What is required:
Which lines hold the word "title"? Show each of them.

Raw records
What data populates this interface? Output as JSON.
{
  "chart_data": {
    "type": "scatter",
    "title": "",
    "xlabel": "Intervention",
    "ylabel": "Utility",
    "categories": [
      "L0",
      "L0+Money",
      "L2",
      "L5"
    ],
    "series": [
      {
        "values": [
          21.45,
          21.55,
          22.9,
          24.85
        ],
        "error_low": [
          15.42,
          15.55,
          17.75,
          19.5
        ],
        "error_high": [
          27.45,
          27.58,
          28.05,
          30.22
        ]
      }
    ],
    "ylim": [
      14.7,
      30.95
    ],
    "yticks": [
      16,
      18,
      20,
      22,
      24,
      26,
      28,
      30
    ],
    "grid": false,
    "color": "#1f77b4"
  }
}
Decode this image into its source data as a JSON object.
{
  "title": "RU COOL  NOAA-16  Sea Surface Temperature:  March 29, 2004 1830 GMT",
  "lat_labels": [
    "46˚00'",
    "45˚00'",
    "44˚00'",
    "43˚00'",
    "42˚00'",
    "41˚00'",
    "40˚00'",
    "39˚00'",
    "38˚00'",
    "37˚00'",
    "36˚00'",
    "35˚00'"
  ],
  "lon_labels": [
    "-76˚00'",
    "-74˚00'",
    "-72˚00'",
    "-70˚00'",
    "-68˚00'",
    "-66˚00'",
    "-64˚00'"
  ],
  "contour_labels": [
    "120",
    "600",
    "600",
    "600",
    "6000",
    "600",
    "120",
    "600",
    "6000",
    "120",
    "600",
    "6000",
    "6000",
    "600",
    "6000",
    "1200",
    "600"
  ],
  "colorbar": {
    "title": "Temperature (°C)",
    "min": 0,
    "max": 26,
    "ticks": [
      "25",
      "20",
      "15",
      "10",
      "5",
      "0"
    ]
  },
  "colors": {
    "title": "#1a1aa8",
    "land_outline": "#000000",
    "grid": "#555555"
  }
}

Reply to the task:
    "title": "",
  "title": "RU COOL  NOAA-16  Sea Surface Temperature:  March 29, 2004 1830 GMT",
    "title": "Temperature (°C)",
    "title": "#1a1aa8",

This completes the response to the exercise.